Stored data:
— START —

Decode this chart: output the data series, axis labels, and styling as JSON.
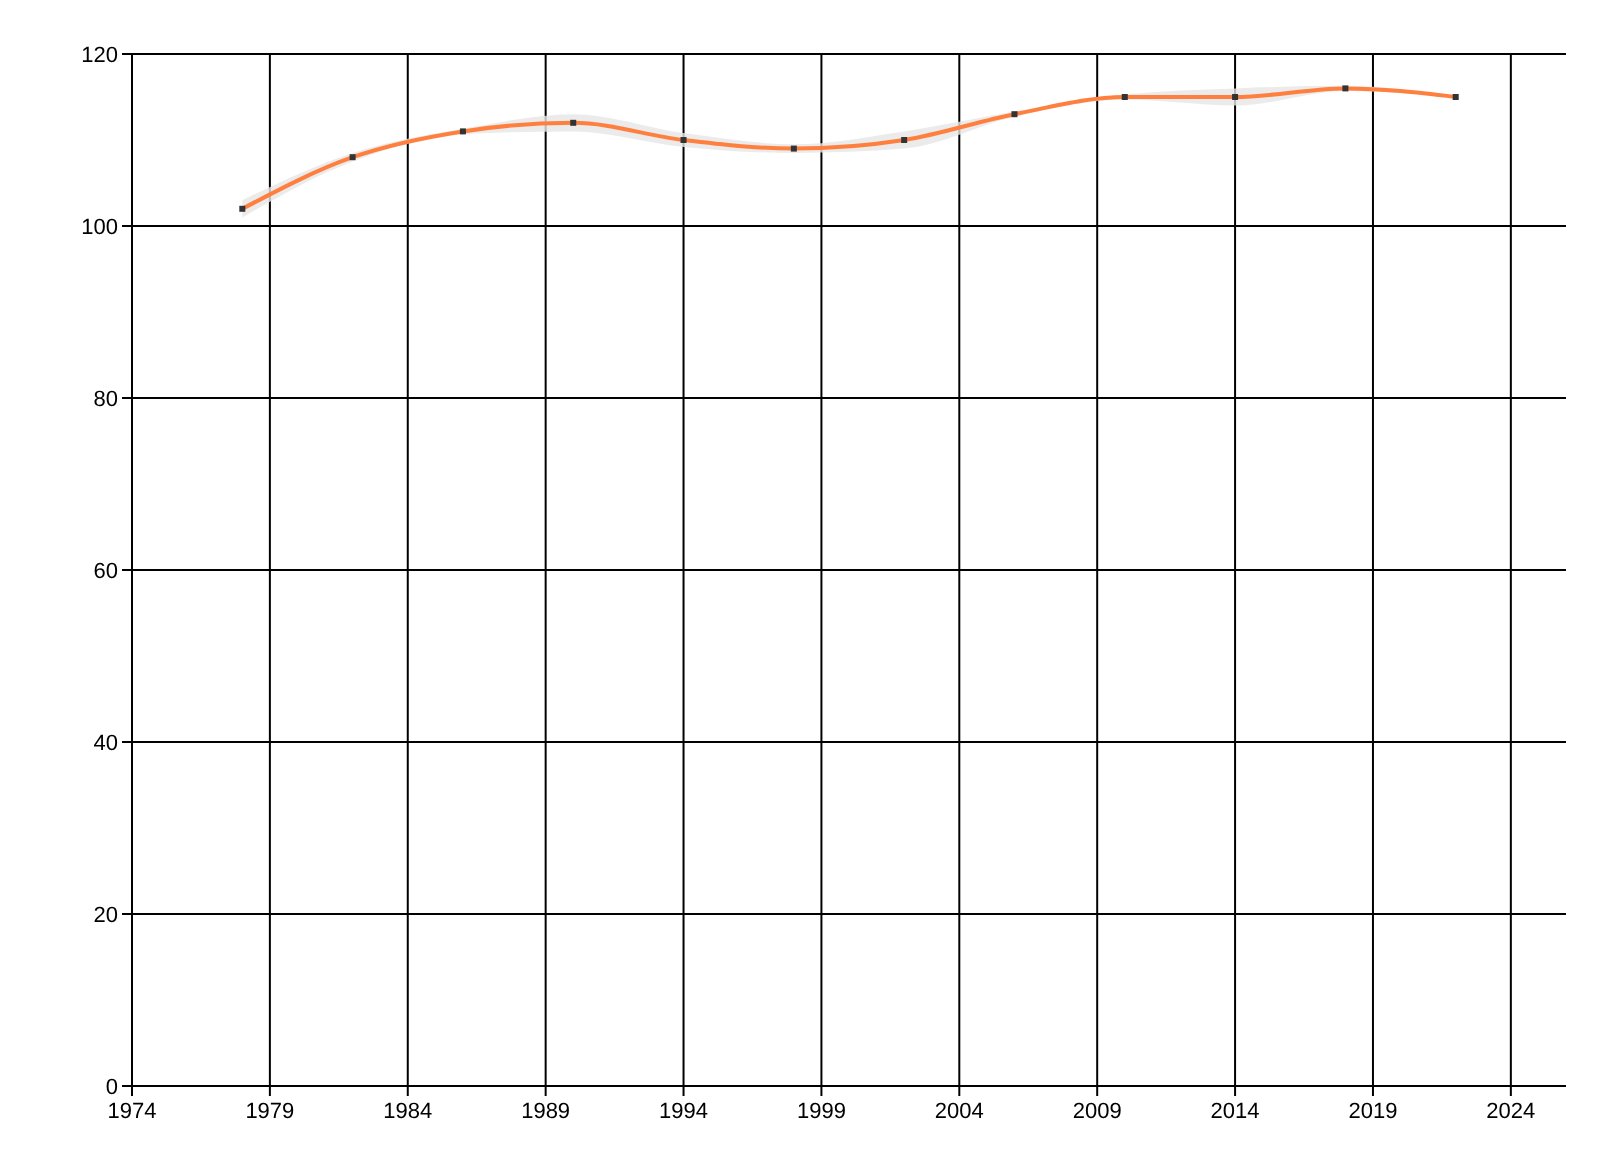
{
  "chart_data": {
    "type": "line",
    "x": [
      1978,
      1982,
      1986,
      1990,
      1994,
      1998,
      2002,
      2006,
      2010,
      2014,
      2018,
      2022
    ],
    "series": [
      {
        "color": "#ff7f3f",
        "values": [
          102,
          108,
          111,
          112,
          110,
          109,
          110,
          113,
          115,
          115,
          116,
          115
        ],
        "lower": [
          101,
          107.5,
          110.7,
          111,
          109.2,
          108.5,
          109,
          112.7,
          114.7,
          114,
          115.7,
          115
        ],
        "upper": [
          103,
          108.5,
          111.3,
          113,
          110.8,
          109.5,
          111,
          113.3,
          115.3,
          116,
          116.3,
          115
        ]
      }
    ],
    "xlim": [
      1974,
      2026
    ],
    "xticks": [
      1974,
      1979,
      1984,
      1989,
      1994,
      1999,
      2004,
      2009,
      2014,
      2019,
      2024
    ],
    "ylim": [
      0,
      120
    ],
    "yticks": [
      0,
      20,
      40,
      60,
      80,
      100,
      120
    ],
    "grid": true,
    "marker": "square",
    "line_style": "solid"
  }
}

— END —

> _DIRECTIONS FOR THIS TASK_: Reproduce each entry precisely, dropping only the pictures.

> _OUTPUT OF THE EXERCISE_:
Decode this chart: output the data series, axis labels, and styling as JSON.
{
  "chart_data": {
    "type": "line",
    "x": [
      1978,
      1982,
      1986,
      1990,
      1994,
      1998,
      2002,
      2006,
      2010,
      2014,
      2018,
      2022
    ],
    "series": [
      {
        "color": "#ff7f3f",
        "values": [
          102,
          108,
          111,
          112,
          110,
          109,
          110,
          113,
          115,
          115,
          116,
          115
        ],
        "lower": [
          101,
          107.5,
          110.7,
          111,
          109.2,
          108.5,
          109,
          112.7,
          114.7,
          114,
          115.7,
          115
        ],
        "upper": [
          103,
          108.5,
          111.3,
          113,
          110.8,
          109.5,
          111,
          113.3,
          115.3,
          116,
          116.3,
          115
        ]
      }
    ],
    "xlim": [
      1974,
      2026
    ],
    "xticks": [
      1974,
      1979,
      1984,
      1989,
      1994,
      1999,
      2004,
      2009,
      2014,
      2019,
      2024
    ],
    "ylim": [
      0,
      120
    ],
    "yticks": [
      0,
      20,
      40,
      60,
      80,
      100,
      120
    ],
    "grid": true,
    "marker": "square",
    "line_style": "solid"
  }
}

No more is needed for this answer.